* _Problem statement_: Locate the lines of the listing below that hold "RESEARCH", then copy each of them.
***** Data section
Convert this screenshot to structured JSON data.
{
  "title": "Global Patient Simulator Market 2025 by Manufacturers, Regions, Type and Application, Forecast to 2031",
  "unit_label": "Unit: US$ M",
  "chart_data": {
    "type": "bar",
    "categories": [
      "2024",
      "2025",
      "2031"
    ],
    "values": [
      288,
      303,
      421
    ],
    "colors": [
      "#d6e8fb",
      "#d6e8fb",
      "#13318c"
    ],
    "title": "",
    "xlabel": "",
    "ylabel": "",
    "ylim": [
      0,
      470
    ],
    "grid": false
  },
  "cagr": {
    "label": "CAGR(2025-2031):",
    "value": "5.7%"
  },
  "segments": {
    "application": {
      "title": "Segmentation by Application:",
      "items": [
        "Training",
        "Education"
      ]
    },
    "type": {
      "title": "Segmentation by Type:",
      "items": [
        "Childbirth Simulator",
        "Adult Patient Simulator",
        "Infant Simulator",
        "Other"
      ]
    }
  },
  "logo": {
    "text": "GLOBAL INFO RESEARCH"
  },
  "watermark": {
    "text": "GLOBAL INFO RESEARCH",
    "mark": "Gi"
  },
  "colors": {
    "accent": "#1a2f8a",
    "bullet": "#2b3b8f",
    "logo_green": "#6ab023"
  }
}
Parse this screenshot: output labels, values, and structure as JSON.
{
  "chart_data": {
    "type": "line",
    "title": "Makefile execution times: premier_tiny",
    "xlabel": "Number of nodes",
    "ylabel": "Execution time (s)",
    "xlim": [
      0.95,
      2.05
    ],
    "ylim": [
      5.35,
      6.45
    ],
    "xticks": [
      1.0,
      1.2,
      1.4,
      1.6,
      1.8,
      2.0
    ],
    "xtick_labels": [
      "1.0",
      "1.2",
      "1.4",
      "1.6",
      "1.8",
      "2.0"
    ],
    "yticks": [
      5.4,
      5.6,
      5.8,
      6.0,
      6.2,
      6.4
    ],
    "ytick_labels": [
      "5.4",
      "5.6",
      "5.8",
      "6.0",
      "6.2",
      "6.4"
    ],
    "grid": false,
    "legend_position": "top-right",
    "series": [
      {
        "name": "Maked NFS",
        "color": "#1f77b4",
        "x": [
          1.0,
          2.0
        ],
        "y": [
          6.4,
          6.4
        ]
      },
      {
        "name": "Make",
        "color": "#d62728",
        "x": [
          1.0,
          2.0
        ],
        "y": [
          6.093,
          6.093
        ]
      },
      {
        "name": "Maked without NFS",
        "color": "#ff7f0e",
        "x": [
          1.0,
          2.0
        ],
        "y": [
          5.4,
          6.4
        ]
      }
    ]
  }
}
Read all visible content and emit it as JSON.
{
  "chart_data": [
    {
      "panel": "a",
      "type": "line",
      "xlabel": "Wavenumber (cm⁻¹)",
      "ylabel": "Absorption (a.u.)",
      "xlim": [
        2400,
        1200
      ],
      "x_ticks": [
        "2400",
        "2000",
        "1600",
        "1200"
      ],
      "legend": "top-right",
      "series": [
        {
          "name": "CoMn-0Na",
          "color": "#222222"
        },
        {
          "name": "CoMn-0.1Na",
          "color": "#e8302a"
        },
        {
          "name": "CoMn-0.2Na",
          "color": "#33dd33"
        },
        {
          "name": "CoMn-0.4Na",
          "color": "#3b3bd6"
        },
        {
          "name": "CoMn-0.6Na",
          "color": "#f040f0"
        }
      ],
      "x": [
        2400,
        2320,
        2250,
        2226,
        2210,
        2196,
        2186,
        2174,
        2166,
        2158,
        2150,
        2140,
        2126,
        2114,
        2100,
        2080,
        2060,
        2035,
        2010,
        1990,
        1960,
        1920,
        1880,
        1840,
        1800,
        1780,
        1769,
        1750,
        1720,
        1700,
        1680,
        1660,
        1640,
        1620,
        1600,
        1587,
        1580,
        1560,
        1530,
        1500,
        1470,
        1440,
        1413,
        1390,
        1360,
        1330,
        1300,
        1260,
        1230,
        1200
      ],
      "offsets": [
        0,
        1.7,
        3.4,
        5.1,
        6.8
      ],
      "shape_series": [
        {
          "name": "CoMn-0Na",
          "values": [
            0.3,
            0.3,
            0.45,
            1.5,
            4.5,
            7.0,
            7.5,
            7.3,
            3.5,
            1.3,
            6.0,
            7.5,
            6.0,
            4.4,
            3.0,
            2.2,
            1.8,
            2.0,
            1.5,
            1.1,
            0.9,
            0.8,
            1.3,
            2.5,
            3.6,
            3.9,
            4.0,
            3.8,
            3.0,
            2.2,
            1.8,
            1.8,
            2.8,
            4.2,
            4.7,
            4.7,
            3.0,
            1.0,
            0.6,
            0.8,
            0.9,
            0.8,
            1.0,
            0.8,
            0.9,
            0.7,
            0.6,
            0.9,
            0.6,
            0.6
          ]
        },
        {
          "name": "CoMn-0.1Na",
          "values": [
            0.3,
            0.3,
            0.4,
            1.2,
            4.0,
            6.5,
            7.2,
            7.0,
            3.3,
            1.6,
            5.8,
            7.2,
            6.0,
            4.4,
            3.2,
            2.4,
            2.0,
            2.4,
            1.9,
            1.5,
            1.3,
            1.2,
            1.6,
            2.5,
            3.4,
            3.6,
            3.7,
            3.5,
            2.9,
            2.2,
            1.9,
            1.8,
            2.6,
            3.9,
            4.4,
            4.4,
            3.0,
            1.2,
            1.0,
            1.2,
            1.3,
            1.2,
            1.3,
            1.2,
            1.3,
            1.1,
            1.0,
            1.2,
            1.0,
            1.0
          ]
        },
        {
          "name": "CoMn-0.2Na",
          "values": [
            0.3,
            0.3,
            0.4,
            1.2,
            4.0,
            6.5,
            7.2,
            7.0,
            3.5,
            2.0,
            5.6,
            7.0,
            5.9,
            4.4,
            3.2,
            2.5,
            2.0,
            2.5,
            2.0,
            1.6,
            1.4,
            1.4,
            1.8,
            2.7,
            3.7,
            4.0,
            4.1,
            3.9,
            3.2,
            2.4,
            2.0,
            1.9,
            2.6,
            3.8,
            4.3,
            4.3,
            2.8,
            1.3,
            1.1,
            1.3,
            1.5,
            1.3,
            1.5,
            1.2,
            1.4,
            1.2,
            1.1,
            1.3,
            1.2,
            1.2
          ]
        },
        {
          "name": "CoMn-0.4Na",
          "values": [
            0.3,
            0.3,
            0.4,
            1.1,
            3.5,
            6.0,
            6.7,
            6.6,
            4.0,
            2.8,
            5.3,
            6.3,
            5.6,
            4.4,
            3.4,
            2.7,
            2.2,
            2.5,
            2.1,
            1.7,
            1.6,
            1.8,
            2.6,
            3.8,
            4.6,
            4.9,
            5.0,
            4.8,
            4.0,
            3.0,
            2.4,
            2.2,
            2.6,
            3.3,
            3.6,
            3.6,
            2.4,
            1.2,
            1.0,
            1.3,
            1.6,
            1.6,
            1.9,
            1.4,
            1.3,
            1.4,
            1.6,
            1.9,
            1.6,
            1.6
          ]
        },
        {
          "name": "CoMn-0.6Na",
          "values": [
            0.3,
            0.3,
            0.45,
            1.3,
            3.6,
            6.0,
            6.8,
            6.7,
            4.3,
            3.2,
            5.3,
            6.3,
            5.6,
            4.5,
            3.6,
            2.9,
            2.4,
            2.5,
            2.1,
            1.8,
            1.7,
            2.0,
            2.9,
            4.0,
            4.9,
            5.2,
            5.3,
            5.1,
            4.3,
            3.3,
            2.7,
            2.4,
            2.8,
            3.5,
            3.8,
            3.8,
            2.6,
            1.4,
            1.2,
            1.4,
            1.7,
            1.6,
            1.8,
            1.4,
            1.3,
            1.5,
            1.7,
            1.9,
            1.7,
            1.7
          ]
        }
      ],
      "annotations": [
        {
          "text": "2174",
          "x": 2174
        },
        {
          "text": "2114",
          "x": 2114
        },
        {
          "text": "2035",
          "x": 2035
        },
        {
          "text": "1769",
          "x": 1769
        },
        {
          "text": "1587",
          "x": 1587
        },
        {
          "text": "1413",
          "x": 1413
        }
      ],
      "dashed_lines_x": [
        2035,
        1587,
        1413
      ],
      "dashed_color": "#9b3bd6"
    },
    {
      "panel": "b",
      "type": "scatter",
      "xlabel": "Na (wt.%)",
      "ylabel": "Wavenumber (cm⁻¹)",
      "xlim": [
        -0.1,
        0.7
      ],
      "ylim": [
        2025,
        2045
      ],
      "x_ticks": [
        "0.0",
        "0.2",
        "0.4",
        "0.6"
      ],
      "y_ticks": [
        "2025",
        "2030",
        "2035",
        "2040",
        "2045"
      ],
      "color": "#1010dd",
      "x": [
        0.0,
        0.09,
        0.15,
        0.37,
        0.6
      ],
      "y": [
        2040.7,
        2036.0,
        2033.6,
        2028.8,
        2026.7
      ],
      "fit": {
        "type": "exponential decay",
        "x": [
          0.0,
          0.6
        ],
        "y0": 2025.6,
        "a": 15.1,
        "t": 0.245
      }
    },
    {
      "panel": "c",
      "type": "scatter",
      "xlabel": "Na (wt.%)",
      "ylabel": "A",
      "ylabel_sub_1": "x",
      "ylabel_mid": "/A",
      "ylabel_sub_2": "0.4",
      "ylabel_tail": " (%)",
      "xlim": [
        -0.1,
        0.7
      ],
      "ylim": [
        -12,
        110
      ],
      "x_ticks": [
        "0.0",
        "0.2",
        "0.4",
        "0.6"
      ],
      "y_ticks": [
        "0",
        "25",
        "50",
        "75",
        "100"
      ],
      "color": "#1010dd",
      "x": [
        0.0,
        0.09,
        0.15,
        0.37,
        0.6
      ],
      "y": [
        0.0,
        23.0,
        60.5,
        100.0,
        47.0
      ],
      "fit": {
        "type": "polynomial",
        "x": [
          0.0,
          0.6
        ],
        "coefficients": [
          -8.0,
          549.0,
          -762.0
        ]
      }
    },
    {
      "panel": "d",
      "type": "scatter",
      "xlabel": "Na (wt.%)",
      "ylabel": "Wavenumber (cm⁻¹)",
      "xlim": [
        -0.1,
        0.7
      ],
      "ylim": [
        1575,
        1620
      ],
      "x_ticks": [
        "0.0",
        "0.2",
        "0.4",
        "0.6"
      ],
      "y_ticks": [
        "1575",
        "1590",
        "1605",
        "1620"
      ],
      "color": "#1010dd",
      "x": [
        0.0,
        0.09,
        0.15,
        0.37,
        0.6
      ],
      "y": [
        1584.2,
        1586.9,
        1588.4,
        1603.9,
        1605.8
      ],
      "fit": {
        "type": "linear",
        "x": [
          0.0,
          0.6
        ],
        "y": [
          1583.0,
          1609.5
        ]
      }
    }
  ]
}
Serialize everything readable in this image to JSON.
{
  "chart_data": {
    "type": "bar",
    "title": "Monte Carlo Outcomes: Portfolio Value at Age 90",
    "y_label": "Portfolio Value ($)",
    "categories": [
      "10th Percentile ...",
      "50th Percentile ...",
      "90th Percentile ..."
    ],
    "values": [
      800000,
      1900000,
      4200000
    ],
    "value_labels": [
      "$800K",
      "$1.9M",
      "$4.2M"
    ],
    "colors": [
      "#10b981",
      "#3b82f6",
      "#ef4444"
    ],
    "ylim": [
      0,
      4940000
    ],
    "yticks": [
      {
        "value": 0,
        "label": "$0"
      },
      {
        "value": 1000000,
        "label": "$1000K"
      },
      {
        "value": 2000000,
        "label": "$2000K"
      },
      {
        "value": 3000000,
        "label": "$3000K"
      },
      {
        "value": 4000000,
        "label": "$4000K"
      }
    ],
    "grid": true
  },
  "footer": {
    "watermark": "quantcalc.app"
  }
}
**********
* _Expected answer_:
    "text": "GLOBAL INFO RESEARCH"
    "text": "GLOBAL INFO RESEARCH",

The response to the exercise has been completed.